▸ Supplied data:
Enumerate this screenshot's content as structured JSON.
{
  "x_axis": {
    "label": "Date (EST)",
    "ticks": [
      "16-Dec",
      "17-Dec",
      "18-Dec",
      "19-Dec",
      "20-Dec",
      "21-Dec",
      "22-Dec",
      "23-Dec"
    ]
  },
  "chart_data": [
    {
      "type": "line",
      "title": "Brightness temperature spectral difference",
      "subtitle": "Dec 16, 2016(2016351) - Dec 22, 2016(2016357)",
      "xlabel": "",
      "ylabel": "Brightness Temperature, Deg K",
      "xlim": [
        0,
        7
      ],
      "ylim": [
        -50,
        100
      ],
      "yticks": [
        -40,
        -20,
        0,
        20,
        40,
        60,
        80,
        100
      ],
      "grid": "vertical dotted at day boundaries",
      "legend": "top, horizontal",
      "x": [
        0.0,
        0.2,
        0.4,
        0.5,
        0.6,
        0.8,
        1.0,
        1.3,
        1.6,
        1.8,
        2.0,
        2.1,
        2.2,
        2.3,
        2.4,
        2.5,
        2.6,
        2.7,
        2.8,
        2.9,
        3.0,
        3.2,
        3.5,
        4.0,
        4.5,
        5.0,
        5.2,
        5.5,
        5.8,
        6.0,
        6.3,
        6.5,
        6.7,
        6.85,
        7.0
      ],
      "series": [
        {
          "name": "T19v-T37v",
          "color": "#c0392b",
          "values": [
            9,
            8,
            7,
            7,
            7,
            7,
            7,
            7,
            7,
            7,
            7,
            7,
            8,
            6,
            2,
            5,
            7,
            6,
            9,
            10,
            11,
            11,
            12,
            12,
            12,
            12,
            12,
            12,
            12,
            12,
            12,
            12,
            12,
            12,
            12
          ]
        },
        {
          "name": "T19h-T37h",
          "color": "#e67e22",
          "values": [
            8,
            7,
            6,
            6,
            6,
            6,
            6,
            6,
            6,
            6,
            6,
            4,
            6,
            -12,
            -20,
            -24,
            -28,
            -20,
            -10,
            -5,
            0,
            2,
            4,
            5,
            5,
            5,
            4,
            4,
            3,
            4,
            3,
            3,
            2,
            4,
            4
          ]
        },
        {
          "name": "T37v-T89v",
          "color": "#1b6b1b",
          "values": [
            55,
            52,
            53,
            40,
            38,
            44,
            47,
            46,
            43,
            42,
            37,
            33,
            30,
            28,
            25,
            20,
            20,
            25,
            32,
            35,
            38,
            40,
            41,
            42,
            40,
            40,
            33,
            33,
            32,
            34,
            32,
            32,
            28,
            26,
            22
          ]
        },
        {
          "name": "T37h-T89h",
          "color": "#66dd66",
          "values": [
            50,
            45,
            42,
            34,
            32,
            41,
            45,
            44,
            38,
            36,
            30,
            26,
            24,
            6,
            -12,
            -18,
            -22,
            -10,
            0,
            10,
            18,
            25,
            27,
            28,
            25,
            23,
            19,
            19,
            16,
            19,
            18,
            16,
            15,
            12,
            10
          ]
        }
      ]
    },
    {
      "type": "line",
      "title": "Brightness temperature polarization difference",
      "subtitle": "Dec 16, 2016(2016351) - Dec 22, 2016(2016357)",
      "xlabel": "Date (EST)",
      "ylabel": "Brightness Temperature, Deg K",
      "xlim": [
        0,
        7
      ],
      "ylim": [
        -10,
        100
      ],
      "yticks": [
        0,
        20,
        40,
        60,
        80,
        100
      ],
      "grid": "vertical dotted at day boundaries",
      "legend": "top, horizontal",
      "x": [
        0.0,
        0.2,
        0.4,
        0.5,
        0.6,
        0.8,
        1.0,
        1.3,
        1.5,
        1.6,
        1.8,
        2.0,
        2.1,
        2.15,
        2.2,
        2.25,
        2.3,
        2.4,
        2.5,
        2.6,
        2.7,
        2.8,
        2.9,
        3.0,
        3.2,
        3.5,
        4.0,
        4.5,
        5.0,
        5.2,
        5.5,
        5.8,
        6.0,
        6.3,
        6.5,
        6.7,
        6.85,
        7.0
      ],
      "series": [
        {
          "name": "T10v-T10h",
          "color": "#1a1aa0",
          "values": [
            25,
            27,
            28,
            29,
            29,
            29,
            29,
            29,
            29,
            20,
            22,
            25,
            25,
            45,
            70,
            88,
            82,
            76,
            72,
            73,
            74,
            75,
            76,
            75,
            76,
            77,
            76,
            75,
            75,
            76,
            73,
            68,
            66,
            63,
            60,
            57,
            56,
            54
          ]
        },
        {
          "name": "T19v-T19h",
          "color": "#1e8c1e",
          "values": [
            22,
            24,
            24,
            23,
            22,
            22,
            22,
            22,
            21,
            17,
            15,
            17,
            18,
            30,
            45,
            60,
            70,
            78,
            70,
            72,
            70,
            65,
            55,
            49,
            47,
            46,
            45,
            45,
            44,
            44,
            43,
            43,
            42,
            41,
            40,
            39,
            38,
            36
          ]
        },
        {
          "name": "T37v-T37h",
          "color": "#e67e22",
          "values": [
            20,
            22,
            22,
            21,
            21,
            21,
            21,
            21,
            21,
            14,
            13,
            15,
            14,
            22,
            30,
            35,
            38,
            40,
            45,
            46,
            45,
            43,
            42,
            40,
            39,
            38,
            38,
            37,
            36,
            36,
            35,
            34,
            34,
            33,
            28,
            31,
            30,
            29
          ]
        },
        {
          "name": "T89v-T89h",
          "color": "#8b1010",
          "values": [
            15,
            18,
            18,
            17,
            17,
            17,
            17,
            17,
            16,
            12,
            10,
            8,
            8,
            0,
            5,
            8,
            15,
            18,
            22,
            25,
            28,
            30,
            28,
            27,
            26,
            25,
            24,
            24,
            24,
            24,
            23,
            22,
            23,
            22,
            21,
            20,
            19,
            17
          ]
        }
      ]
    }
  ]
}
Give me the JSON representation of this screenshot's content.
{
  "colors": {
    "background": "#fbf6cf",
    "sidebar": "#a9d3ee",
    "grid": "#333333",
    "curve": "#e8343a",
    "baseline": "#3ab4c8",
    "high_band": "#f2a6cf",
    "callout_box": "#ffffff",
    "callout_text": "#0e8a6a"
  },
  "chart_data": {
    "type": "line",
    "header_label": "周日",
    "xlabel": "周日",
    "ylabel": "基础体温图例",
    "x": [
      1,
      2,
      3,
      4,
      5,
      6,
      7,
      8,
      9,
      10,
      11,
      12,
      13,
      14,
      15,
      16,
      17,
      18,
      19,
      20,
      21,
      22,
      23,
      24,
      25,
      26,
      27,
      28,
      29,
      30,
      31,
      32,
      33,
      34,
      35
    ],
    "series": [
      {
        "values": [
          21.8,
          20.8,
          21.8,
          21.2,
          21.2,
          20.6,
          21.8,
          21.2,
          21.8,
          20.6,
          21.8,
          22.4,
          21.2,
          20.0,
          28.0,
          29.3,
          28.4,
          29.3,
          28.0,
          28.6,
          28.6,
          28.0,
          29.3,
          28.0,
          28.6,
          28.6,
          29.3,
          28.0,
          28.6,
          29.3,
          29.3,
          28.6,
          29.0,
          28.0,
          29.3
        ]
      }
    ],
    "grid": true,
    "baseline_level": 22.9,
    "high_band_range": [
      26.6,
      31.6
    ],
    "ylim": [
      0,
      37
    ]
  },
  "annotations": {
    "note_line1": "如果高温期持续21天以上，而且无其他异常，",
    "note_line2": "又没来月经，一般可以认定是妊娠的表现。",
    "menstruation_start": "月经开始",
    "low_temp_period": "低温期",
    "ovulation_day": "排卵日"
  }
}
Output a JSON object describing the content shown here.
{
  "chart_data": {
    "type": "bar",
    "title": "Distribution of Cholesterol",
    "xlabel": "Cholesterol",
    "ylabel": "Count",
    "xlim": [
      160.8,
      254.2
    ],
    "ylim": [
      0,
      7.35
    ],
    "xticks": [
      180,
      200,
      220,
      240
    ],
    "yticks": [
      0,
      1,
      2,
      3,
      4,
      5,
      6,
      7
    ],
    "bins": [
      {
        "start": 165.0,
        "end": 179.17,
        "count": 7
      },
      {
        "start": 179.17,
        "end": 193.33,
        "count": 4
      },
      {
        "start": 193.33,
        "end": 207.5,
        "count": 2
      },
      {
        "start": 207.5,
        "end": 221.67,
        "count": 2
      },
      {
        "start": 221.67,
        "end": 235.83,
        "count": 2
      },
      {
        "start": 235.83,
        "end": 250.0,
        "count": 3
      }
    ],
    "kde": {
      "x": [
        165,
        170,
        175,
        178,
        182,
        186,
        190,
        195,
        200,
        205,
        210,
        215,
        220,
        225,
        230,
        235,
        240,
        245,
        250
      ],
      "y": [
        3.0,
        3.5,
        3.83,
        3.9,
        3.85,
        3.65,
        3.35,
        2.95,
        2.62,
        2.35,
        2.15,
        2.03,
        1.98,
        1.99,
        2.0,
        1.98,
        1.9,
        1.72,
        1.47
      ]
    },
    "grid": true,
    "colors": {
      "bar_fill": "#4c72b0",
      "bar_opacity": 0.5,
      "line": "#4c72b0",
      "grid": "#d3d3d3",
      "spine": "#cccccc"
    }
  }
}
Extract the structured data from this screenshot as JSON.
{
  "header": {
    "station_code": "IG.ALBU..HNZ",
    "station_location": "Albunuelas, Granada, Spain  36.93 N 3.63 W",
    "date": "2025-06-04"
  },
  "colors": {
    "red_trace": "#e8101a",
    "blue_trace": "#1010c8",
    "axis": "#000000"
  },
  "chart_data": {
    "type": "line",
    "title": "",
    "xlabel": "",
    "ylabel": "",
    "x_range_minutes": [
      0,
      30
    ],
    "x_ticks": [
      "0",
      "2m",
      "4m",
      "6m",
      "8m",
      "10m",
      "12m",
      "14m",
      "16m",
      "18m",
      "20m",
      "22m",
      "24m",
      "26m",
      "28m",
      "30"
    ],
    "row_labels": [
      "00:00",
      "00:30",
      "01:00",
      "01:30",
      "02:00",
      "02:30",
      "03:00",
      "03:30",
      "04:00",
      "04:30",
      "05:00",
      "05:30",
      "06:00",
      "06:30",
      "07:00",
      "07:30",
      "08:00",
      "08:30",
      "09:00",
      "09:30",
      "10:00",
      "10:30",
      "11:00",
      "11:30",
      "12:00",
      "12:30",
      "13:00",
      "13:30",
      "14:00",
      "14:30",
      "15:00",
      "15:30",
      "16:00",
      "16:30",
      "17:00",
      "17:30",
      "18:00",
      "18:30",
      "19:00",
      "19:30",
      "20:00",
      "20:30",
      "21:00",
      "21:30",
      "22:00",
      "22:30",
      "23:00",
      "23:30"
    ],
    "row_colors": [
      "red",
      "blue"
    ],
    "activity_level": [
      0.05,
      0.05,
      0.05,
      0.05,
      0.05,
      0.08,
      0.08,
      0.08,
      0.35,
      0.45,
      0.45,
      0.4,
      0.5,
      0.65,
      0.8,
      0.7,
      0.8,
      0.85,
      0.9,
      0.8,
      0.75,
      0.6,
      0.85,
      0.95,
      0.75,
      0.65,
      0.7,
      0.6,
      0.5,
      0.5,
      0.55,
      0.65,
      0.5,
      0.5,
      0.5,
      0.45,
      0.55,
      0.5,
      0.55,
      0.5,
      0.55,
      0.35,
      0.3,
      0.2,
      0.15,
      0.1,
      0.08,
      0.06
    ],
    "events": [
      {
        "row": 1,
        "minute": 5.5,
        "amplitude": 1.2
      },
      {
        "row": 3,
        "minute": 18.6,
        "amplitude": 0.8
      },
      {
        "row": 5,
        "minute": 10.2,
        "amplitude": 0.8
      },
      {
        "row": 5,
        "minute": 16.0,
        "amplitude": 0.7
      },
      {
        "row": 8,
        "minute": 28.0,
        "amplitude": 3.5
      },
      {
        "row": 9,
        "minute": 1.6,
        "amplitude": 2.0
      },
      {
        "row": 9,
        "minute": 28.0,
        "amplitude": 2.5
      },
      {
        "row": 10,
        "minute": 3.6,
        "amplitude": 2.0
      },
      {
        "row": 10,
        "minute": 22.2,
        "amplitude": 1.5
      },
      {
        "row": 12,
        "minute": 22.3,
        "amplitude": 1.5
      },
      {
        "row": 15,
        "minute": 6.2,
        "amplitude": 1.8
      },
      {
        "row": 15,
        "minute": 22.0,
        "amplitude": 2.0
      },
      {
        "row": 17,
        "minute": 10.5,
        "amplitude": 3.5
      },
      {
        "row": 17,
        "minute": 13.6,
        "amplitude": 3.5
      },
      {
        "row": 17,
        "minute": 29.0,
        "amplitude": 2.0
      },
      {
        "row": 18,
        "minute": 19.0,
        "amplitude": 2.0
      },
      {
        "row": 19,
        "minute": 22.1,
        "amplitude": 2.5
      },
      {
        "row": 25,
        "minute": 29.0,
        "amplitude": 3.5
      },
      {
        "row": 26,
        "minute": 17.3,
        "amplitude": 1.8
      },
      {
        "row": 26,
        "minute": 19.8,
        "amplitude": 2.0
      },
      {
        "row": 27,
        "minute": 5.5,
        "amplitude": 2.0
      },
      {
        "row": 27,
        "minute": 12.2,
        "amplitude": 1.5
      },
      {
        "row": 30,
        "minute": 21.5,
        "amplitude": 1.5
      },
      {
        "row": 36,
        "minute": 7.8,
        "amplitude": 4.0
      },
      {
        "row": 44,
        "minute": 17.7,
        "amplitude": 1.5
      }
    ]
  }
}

▸ Stated task:
Pull out every line holding "Brightness" from the records above, and copy it.

▸ Answer:
      "title": "Brightness temperature spectral difference",
      "ylabel": "Brightness Temperature, Deg K",
      "title": "Brightness temperature polarization difference",
      "ylabel": "Brightness Temperature, Deg K",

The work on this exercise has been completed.